**** Record set ****

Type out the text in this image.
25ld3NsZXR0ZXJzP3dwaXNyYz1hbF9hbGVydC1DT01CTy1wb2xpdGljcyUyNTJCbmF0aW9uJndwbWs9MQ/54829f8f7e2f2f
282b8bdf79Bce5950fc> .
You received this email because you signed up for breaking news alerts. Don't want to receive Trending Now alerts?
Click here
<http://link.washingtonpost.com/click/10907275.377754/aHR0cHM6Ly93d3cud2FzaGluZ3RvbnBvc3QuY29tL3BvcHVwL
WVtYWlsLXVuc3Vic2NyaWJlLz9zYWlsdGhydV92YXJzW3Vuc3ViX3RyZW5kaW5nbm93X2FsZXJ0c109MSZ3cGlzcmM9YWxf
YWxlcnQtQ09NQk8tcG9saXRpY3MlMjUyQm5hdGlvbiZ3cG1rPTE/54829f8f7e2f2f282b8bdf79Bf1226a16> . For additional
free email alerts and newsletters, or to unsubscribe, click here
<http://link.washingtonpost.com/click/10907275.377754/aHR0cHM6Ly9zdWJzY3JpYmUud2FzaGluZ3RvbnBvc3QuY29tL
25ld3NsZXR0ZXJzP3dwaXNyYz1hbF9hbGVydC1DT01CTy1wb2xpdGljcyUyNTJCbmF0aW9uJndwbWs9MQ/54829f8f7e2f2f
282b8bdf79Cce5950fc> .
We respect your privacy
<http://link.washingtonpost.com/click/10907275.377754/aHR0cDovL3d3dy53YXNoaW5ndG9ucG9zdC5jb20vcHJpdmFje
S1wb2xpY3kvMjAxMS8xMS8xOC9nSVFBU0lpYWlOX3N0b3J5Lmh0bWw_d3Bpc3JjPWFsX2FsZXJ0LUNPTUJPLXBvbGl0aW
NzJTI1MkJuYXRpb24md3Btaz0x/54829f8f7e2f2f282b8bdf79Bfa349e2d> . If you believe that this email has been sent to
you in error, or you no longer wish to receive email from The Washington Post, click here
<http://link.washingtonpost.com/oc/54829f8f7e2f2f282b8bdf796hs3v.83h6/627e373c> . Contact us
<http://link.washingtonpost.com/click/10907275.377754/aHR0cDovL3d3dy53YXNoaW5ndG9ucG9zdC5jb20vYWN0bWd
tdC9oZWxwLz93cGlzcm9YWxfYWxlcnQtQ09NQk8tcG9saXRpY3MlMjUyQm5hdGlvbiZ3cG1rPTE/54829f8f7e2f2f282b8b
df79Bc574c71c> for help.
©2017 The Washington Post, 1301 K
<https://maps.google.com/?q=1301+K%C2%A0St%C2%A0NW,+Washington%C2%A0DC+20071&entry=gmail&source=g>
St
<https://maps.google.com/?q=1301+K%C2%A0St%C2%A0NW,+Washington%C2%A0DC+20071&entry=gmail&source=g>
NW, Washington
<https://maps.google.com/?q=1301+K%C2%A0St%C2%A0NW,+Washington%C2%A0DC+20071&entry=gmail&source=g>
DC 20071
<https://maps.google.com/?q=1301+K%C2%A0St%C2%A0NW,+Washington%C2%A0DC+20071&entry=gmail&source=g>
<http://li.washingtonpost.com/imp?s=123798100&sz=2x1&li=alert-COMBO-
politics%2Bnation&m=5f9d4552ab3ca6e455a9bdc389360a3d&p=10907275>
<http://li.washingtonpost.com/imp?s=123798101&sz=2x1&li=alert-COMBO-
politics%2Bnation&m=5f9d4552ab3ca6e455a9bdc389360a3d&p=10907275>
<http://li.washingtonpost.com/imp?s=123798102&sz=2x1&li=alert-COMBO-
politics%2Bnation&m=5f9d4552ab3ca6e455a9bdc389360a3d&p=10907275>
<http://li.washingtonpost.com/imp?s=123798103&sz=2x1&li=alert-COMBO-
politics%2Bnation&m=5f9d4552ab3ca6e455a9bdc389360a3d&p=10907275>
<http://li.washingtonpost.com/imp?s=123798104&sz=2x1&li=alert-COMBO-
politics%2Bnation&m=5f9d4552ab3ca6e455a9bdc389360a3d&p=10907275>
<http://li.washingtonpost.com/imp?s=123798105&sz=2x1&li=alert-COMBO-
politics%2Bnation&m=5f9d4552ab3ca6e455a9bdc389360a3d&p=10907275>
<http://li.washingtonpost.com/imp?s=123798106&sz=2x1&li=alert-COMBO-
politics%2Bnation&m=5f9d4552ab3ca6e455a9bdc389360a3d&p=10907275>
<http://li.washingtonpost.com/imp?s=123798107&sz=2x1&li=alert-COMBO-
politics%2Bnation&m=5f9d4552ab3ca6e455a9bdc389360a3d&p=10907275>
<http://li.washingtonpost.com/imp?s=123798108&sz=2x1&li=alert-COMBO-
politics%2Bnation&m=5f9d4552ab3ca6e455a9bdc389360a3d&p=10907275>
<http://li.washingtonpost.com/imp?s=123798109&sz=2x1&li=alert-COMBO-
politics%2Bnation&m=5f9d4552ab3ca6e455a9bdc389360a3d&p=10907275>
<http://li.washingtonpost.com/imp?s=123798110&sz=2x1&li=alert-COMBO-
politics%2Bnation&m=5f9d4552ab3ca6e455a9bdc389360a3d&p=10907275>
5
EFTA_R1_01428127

****

> **Instructions for the task**
Pick out the lines above that hold the string "alerts" and show them.

> **The solution**
You received this email because you signed up for breaking news alerts. Don't want to receive Trending Now alerts?
free email alerts and newsletters, or to unsubscribe, click here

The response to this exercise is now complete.